# Provided information:
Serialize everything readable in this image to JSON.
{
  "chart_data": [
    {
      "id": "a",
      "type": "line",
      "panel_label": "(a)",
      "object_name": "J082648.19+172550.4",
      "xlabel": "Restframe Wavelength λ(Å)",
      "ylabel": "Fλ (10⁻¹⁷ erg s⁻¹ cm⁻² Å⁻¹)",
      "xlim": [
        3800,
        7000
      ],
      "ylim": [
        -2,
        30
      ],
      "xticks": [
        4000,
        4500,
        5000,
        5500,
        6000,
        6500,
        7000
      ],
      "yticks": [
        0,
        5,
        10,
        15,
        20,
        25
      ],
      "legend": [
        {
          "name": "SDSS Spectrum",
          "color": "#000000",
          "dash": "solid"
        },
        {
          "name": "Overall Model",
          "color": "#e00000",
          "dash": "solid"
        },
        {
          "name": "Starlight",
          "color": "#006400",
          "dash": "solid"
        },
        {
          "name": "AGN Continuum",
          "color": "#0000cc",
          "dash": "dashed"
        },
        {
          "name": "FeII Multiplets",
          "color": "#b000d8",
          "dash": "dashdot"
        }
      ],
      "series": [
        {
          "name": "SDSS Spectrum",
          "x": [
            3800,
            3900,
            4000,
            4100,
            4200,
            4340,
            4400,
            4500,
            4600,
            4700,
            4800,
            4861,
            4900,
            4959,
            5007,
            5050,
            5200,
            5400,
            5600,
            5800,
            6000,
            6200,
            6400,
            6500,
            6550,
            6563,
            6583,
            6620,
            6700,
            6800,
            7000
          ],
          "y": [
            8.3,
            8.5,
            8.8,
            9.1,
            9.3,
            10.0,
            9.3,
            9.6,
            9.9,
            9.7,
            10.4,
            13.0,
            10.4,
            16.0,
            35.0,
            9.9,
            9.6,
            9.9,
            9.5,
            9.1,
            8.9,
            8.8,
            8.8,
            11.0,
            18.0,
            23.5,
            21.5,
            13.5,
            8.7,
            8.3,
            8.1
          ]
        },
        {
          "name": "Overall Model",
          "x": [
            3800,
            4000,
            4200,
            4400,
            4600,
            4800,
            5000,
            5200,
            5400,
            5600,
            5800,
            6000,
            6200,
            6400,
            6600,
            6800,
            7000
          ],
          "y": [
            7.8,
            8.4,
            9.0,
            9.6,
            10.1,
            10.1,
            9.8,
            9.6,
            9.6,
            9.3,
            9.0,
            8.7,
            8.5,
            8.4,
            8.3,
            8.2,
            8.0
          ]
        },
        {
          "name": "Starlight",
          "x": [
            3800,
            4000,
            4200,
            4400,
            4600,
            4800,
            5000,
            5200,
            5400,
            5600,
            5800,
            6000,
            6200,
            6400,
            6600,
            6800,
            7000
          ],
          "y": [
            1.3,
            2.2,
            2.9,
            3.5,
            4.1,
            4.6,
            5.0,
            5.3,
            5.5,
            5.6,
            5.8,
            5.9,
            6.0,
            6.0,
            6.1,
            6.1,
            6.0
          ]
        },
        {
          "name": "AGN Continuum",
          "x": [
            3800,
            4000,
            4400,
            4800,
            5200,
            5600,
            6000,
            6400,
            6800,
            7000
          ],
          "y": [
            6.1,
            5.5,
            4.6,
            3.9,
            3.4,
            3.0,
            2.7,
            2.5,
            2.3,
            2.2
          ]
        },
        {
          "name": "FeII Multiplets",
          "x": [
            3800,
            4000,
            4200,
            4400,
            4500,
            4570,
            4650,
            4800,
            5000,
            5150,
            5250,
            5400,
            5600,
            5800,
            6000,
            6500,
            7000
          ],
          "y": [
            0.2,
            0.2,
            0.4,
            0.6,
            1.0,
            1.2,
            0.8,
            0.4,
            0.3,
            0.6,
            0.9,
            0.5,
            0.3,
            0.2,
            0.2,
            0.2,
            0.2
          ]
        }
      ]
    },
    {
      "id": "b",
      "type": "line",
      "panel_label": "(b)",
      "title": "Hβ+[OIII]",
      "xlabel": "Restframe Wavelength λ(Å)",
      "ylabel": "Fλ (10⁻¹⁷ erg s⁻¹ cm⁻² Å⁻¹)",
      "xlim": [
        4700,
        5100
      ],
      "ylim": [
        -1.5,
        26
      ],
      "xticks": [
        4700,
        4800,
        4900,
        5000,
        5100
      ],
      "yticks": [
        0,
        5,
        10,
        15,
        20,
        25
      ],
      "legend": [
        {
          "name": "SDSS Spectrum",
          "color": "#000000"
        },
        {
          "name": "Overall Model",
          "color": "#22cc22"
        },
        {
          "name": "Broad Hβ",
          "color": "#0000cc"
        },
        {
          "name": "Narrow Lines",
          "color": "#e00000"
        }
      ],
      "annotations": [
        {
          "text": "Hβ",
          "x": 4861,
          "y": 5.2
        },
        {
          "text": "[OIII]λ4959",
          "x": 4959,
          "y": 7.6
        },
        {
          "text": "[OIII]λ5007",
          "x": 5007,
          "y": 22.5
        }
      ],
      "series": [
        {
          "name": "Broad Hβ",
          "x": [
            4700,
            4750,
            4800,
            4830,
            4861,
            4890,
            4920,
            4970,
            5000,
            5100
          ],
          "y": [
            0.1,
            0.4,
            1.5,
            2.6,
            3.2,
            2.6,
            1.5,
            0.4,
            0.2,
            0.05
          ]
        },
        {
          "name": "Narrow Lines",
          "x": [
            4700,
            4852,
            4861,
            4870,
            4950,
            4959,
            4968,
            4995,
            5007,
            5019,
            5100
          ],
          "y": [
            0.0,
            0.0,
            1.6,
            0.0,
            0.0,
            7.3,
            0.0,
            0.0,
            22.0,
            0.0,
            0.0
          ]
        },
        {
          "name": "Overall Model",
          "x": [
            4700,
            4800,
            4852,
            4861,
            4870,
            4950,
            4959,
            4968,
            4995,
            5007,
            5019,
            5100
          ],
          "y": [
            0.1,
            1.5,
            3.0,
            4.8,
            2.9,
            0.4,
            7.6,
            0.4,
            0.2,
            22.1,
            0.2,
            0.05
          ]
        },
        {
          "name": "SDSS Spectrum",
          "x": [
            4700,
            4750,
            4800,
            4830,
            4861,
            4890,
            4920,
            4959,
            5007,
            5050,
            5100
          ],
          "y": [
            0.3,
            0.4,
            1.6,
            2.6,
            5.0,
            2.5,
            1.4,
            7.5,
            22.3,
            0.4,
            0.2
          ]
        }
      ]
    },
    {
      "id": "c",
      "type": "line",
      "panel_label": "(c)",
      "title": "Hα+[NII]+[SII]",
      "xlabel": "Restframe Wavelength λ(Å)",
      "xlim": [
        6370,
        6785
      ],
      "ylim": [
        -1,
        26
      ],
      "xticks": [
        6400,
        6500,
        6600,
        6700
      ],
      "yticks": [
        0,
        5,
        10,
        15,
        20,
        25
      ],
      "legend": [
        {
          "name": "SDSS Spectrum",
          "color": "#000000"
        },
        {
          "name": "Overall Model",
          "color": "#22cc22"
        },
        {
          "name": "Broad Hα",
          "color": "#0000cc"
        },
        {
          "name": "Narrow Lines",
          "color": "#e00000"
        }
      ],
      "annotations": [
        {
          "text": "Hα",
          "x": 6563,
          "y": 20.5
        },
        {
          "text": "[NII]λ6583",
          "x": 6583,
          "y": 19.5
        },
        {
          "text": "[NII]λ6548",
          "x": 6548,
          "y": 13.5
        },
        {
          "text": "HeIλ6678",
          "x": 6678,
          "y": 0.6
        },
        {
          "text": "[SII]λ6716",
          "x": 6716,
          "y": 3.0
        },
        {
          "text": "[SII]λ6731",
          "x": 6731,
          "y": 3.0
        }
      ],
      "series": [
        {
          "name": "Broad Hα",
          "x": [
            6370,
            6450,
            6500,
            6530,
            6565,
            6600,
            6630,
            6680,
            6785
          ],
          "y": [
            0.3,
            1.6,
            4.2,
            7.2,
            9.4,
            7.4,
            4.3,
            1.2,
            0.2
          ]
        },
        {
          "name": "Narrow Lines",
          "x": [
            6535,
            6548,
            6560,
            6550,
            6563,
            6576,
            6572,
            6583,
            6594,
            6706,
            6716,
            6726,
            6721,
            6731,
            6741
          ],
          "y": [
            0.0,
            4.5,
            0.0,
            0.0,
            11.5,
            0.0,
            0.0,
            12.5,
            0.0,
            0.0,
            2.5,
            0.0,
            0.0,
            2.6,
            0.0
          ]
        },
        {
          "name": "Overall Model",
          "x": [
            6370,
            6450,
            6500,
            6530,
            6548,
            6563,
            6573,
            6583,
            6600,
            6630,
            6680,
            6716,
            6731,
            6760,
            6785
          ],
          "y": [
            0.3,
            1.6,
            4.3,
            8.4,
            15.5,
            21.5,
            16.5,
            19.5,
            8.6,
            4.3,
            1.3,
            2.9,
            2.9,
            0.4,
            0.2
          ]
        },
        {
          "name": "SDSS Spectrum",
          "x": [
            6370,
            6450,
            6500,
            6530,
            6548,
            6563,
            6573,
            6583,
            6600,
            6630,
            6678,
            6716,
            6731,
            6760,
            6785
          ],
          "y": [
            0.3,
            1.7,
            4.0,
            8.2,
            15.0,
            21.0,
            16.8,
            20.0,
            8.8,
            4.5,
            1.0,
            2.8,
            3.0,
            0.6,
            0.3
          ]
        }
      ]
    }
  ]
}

# Do this:
Copy all lines from the material that contain "text".

# Worked answer:
          "text": "Hβ",
          "text": "[OIII]λ4959",
          "text": "[OIII]λ5007",
          "text": "Hα",
          "text": "[NII]λ6583",
          "text": "[NII]λ6548",
          "text": "HeIλ6678",
          "text": "[SII]λ6716",
          "text": "[SII]λ6731",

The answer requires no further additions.